Items –
· · · ·

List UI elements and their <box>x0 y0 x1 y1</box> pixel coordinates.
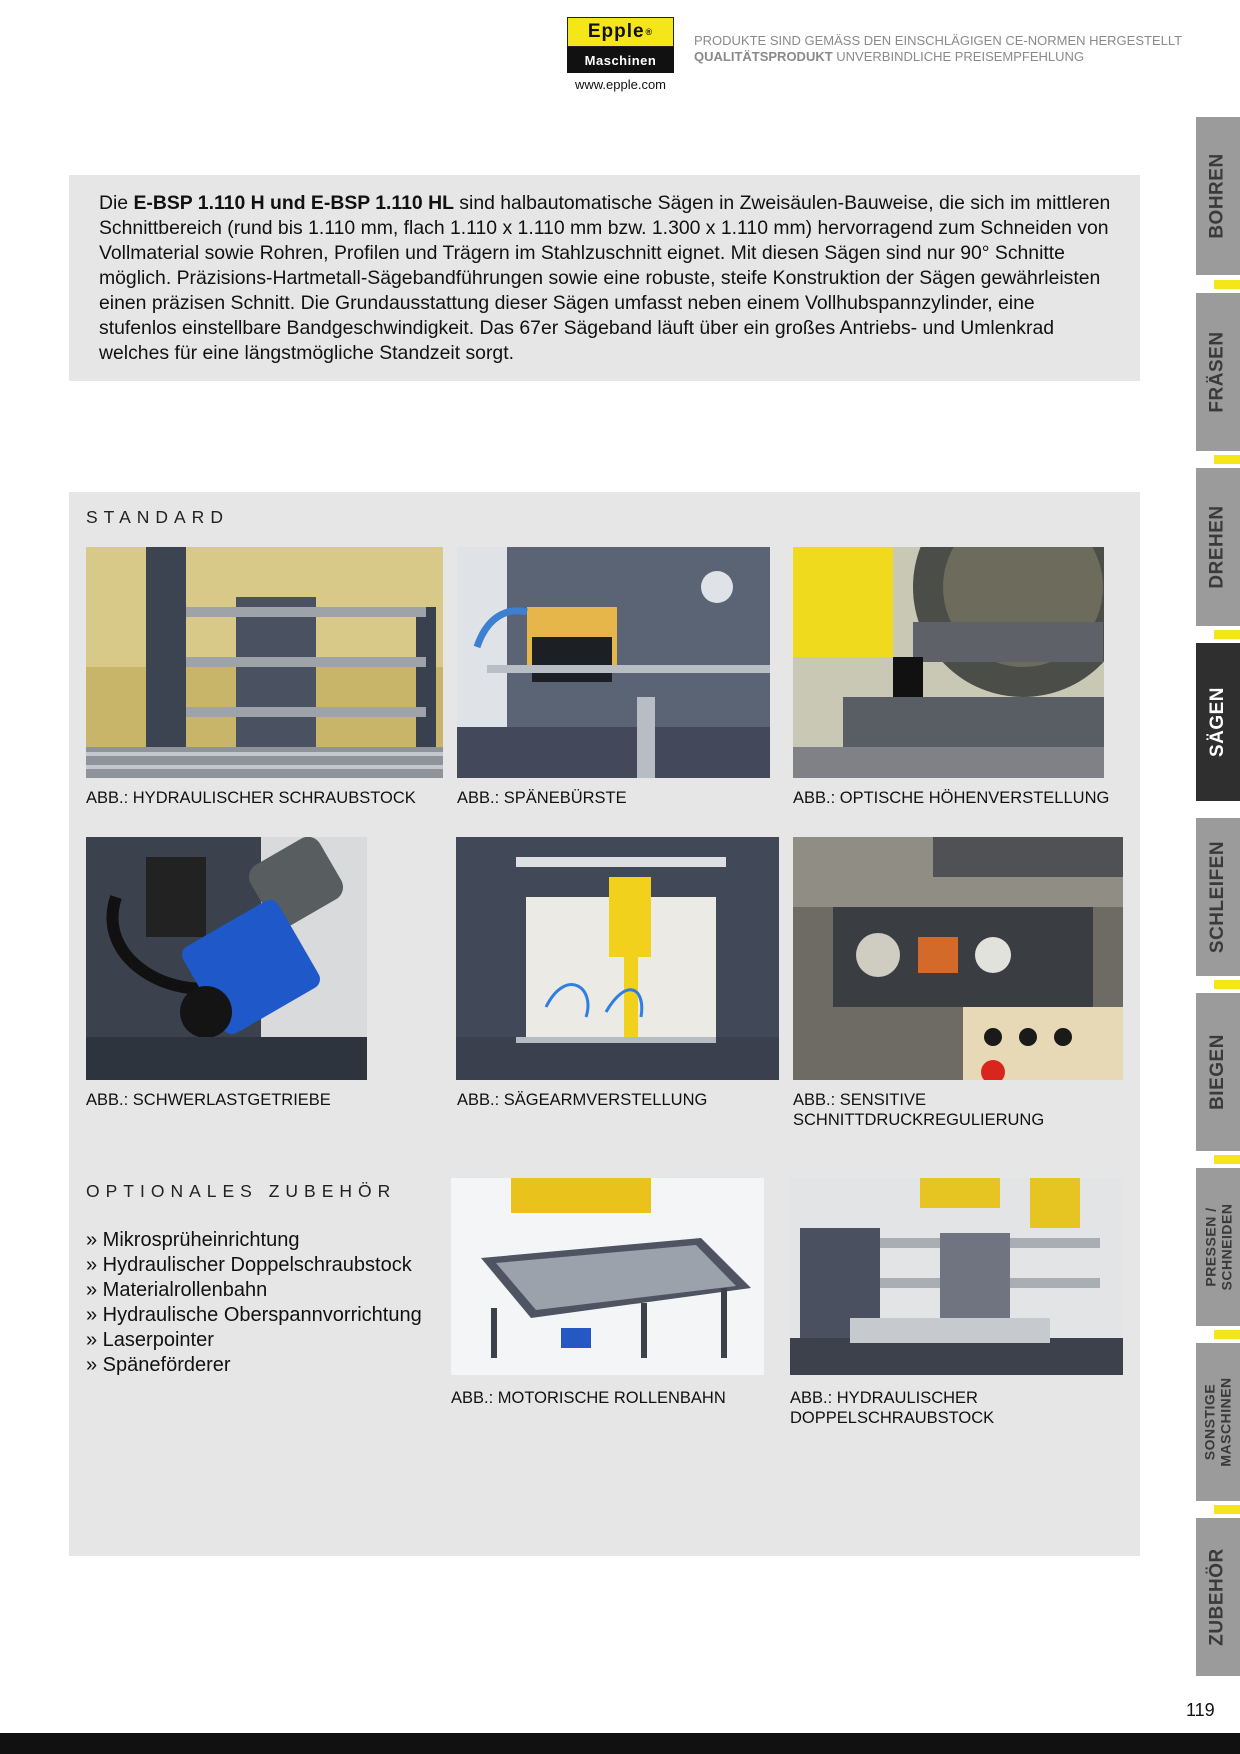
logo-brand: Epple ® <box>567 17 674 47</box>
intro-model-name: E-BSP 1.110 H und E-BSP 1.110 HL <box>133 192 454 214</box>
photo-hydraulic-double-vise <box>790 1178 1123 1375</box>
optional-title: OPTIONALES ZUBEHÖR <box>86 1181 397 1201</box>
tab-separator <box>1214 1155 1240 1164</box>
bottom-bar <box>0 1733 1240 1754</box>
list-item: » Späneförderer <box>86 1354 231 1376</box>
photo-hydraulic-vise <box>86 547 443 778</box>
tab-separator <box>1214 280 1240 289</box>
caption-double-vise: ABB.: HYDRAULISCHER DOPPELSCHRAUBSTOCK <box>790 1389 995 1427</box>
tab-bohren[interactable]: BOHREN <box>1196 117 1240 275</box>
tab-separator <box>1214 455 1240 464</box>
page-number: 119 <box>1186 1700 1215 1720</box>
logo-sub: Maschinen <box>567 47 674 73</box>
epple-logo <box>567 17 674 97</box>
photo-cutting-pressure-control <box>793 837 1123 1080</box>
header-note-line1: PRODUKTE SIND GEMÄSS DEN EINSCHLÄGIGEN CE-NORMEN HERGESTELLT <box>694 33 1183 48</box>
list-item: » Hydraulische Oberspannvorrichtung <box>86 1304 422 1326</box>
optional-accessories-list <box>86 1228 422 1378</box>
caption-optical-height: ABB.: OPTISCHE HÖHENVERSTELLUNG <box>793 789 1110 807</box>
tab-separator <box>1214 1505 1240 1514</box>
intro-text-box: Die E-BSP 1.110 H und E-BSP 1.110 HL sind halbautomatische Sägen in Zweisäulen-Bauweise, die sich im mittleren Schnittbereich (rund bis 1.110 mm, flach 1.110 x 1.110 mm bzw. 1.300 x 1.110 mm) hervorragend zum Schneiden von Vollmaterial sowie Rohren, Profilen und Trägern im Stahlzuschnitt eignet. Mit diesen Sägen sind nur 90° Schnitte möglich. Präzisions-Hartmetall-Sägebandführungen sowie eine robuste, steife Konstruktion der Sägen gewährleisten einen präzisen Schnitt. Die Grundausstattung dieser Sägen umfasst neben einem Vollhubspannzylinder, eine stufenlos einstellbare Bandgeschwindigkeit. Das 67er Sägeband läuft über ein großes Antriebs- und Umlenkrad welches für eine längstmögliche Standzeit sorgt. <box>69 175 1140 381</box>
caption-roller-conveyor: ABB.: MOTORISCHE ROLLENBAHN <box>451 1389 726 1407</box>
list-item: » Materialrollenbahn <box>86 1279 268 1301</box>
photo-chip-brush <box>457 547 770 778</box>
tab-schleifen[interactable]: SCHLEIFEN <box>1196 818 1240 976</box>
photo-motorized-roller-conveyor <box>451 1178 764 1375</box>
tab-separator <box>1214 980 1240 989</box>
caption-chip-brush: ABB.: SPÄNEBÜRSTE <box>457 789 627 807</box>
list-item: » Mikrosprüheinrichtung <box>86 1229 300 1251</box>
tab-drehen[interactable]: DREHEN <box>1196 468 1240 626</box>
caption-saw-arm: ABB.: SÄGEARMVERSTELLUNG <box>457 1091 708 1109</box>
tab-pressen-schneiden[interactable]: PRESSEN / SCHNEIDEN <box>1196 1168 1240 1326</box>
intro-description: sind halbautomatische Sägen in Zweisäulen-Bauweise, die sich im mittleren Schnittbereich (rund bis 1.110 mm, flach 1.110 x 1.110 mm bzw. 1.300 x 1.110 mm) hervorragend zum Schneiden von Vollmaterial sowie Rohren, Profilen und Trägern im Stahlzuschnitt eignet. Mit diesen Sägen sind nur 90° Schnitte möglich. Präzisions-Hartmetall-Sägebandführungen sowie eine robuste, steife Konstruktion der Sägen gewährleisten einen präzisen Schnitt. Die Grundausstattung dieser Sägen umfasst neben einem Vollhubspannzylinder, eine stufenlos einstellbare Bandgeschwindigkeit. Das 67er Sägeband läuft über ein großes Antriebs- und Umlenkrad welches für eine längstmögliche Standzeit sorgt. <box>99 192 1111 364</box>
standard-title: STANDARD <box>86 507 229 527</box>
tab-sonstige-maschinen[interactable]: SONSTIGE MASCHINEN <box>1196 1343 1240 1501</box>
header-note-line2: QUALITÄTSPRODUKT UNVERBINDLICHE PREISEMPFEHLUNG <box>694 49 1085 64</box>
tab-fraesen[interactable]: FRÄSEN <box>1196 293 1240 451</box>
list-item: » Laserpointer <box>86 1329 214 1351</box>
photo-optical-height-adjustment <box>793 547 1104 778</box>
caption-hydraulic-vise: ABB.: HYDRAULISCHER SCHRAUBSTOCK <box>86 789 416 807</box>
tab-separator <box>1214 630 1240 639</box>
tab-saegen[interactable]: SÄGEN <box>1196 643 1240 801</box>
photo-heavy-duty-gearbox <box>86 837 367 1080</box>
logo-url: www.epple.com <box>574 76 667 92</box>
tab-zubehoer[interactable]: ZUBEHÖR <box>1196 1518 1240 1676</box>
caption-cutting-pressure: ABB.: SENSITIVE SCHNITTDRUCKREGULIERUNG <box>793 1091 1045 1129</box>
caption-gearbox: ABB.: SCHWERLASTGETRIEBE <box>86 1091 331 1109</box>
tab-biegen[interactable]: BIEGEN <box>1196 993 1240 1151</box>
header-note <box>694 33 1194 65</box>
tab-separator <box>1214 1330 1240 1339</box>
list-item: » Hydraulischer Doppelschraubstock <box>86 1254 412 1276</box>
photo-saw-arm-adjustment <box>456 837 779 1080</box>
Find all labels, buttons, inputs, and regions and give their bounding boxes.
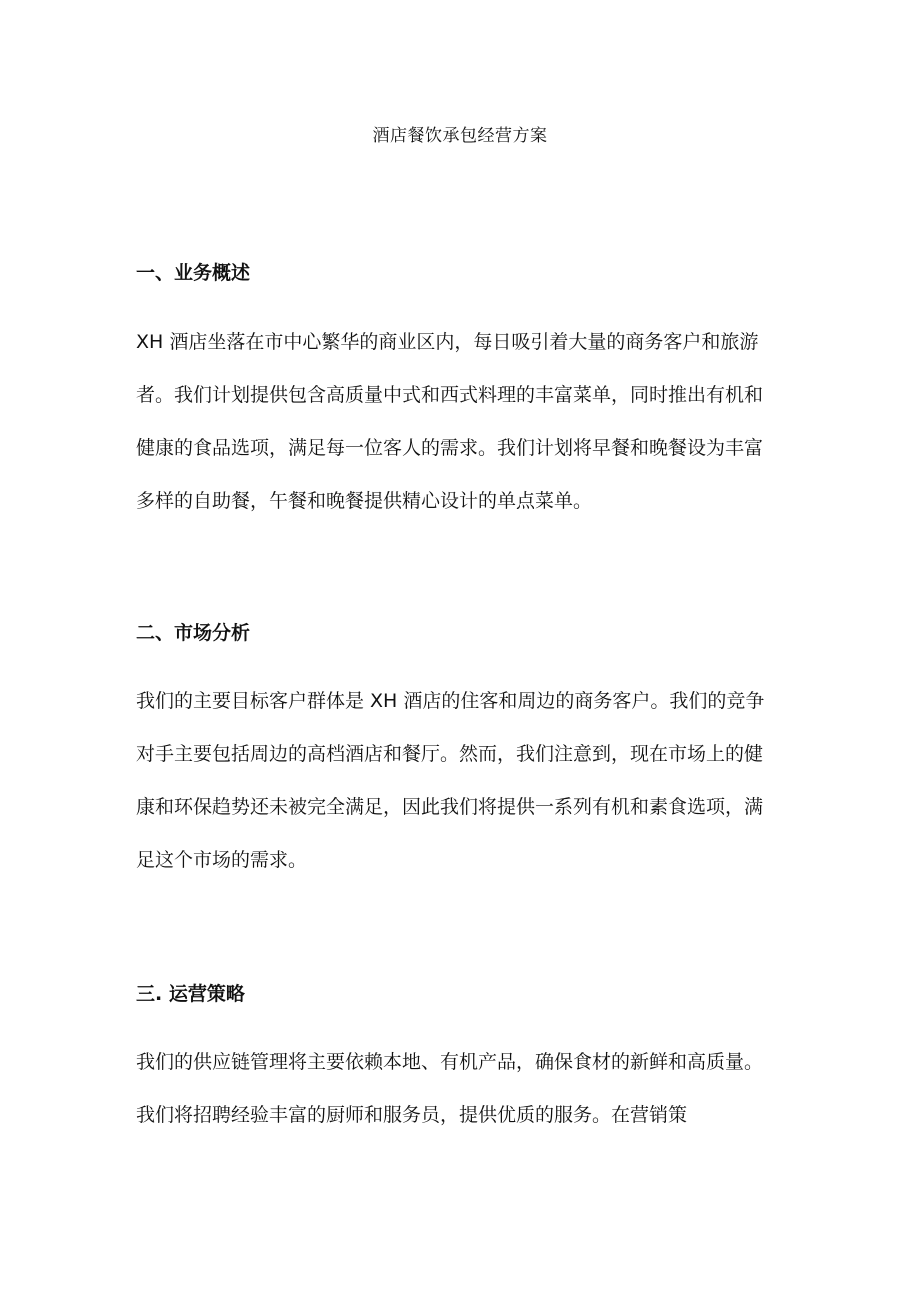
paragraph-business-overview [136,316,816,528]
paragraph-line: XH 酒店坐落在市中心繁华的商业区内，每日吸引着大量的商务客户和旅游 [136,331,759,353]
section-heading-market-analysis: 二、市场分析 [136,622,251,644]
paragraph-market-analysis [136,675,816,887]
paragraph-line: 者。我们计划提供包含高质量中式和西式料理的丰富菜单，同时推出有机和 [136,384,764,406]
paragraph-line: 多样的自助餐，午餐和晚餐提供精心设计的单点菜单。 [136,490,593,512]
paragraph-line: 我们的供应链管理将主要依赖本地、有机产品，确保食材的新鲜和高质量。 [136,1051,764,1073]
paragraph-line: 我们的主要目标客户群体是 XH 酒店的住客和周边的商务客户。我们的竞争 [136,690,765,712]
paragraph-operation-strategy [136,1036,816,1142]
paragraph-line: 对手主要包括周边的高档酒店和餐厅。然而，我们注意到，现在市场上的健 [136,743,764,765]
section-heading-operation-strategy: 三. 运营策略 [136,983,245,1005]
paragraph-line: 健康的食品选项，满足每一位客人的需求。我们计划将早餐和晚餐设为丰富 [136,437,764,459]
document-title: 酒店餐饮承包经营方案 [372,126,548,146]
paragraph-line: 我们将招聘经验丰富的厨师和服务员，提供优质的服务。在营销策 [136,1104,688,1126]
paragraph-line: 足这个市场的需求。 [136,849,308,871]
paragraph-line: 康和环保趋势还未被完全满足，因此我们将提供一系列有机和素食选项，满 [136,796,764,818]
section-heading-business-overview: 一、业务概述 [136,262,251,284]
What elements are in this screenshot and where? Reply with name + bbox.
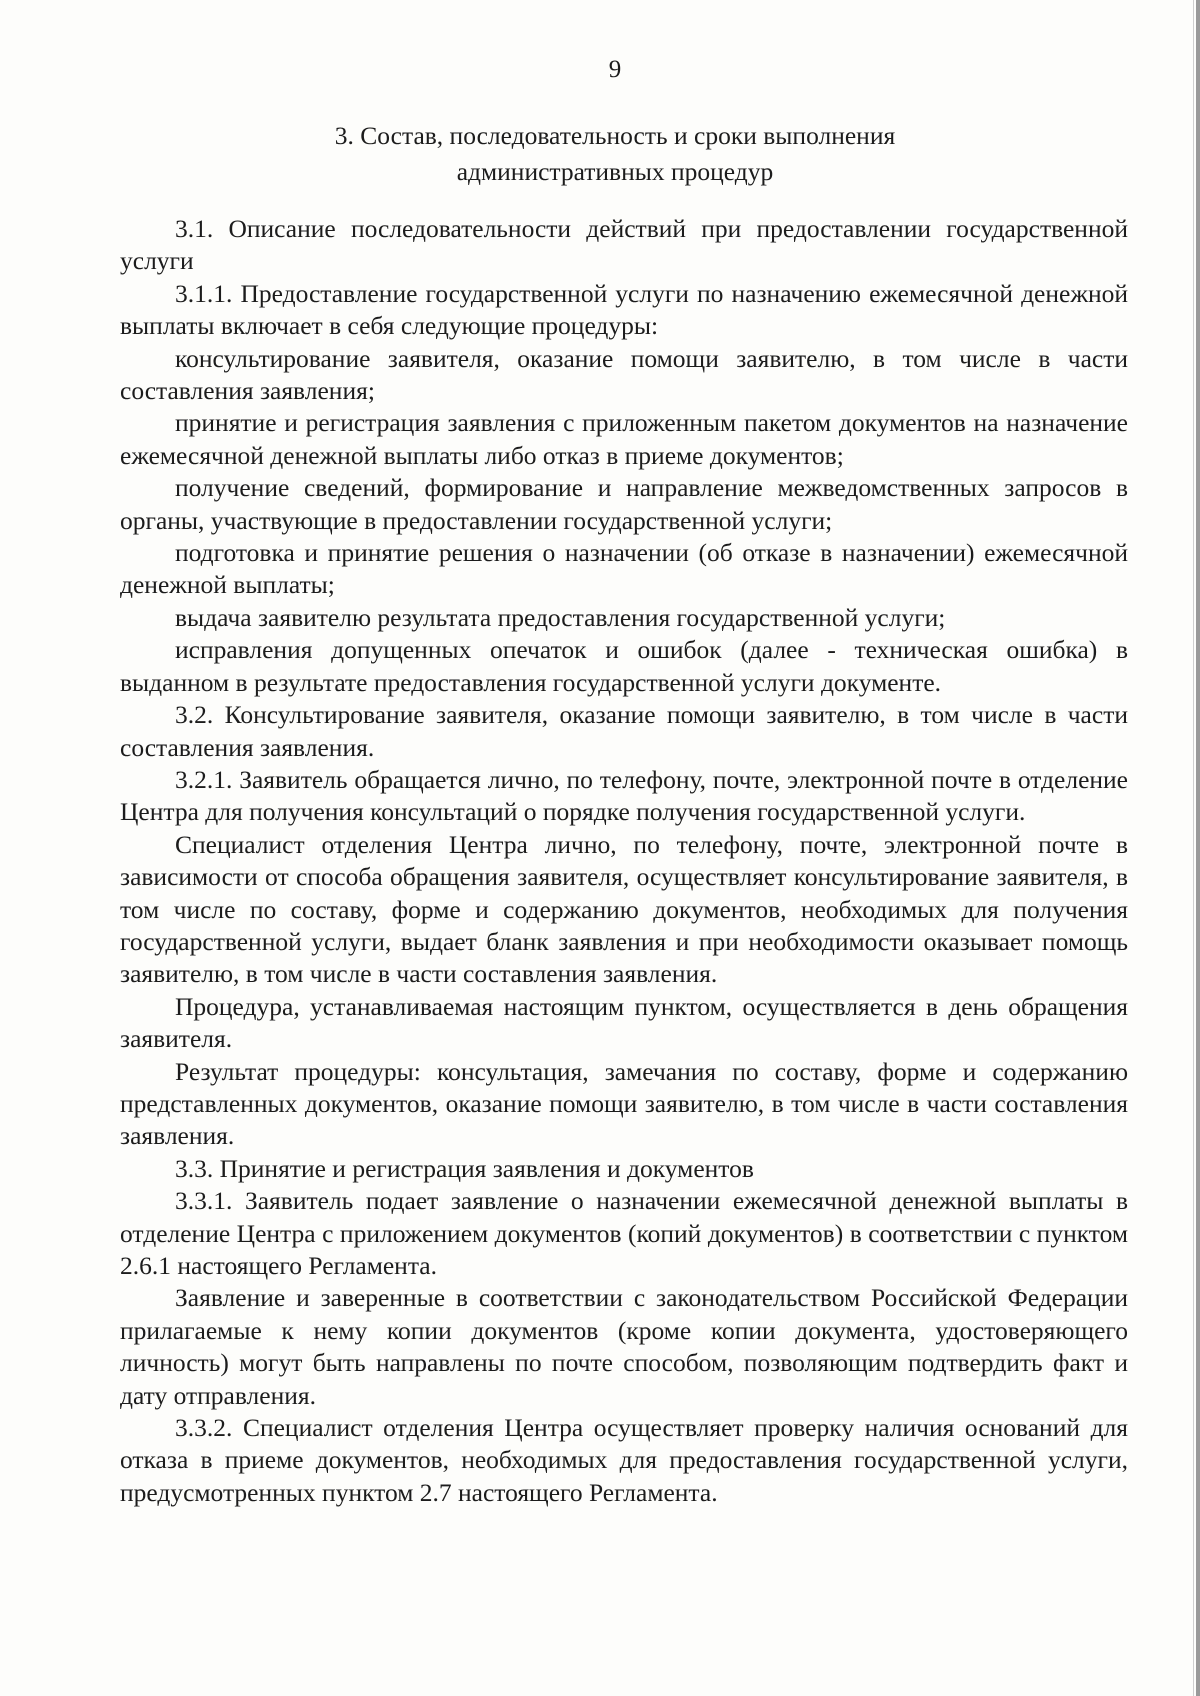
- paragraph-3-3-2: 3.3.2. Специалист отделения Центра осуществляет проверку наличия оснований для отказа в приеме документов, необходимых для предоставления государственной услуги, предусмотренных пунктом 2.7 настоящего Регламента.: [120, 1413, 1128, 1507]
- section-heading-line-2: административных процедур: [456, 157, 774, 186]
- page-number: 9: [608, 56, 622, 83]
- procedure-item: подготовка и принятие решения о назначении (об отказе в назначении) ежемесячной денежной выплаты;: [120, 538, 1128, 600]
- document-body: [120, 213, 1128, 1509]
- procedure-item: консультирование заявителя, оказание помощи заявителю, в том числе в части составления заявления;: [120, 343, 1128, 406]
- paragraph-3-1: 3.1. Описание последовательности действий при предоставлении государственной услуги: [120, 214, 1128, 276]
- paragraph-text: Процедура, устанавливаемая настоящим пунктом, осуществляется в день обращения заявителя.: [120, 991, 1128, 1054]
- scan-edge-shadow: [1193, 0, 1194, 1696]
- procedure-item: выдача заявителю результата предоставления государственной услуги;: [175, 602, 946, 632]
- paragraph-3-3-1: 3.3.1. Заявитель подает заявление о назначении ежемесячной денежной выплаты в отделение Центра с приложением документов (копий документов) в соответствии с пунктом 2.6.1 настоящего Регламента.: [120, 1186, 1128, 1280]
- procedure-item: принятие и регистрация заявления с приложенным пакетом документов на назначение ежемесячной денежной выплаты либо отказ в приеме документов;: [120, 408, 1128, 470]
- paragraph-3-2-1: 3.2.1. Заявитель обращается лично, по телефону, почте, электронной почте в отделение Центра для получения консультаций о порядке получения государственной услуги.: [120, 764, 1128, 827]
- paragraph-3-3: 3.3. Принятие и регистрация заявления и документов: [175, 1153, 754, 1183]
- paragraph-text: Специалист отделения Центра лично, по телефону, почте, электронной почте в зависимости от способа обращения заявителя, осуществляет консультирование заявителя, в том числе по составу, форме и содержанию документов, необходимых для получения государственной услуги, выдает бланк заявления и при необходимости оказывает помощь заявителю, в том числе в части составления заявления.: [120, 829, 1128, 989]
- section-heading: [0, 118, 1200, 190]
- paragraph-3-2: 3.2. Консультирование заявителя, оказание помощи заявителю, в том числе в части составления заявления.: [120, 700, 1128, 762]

· · · ·

Task requirements – Please copy the lines in the items above without any change, from the line containing "- paragraph-3-3-2: 3.3.2." through the line containing "- procedure-item: подготовка".

Correct result –
- paragraph-3-3-2: 3.3.2. Специалист отделения Центра осуществляет проверку наличия оснований для отказа в приеме документов, необходимых для предоставления государственной услуги, предусмотренных пунктом 2.7 настоящего Регламента.: [120, 1413, 1128, 1507]
- section-heading-line-2: административных процедур: [456, 157, 774, 186]
- page-number: 9: [608, 56, 622, 83]
- procedure-item: подготовка и принятие решения о назначении (об отказе в назначении) ежемесячной денежной выплаты;: [120, 538, 1128, 600]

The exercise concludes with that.